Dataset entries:
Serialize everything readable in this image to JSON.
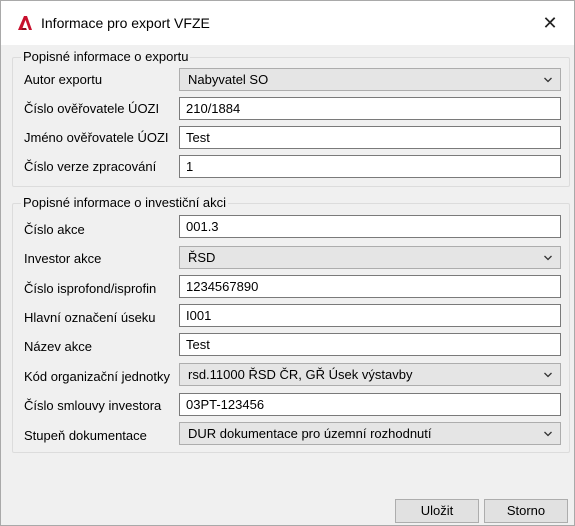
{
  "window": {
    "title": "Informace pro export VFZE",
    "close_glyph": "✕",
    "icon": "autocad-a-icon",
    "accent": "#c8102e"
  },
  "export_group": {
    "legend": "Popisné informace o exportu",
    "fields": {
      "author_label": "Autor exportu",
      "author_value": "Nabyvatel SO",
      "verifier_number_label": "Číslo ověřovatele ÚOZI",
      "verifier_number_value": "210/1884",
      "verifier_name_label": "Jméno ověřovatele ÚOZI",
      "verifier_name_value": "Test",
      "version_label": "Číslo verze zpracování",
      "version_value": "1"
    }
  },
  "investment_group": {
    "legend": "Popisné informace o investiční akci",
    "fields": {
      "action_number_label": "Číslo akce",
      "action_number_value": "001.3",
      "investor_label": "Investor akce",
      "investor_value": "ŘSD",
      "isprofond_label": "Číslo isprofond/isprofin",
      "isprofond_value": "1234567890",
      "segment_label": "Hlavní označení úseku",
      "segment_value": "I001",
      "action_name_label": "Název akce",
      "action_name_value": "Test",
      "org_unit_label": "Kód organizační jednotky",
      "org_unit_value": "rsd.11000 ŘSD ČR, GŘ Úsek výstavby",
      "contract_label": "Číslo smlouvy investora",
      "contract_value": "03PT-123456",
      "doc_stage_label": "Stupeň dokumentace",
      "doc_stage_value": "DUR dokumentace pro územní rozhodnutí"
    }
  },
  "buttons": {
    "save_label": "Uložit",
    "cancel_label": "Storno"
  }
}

**WRITTEN REQUEST**
Return the entries unchanged, save for the pictures, which do not belong in the copy.

**WRITTEN ANSWER**
Serialize everything readable in this image to JSON.
{
  "window": {
    "title": "Informace pro export VFZE",
    "close_glyph": "✕",
    "icon": "autocad-a-icon",
    "accent": "#c8102e"
  },
  "export_group": {
    "legend": "Popisné informace o exportu",
    "fields": {
      "author_label": "Autor exportu",
      "author_value": "Nabyvatel SO",
      "verifier_number_label": "Číslo ověřovatele ÚOZI",
      "verifier_number_value": "210/1884",
      "verifier_name_label": "Jméno ověřovatele ÚOZI",
      "verifier_name_value": "Test",
      "version_label": "Číslo verze zpracování",
      "version_value": "1"
    }
  },
  "investment_group": {
    "legend": "Popisné informace o investiční akci",
    "fields": {
      "action_number_label": "Číslo akce",
      "action_number_value": "001.3",
      "investor_label": "Investor akce",
      "investor_value": "ŘSD",
      "isprofond_label": "Číslo isprofond/isprofin",
      "isprofond_value": "1234567890",
      "segment_label": "Hlavní označení úseku",
      "segment_value": "I001",
      "action_name_label": "Název akce",
      "action_name_value": "Test",
      "org_unit_label": "Kód organizační jednotky",
      "org_unit_value": "rsd.11000 ŘSD ČR, GŘ Úsek výstavby",
      "contract_label": "Číslo smlouvy investora",
      "contract_value": "03PT-123456",
      "doc_stage_label": "Stupeň dokumentace",
      "doc_stage_value": "DUR dokumentace pro územní rozhodnutí"
    }
  },
  "buttons": {
    "save_label": "Uložit",
    "cancel_label": "Storno"
  }
}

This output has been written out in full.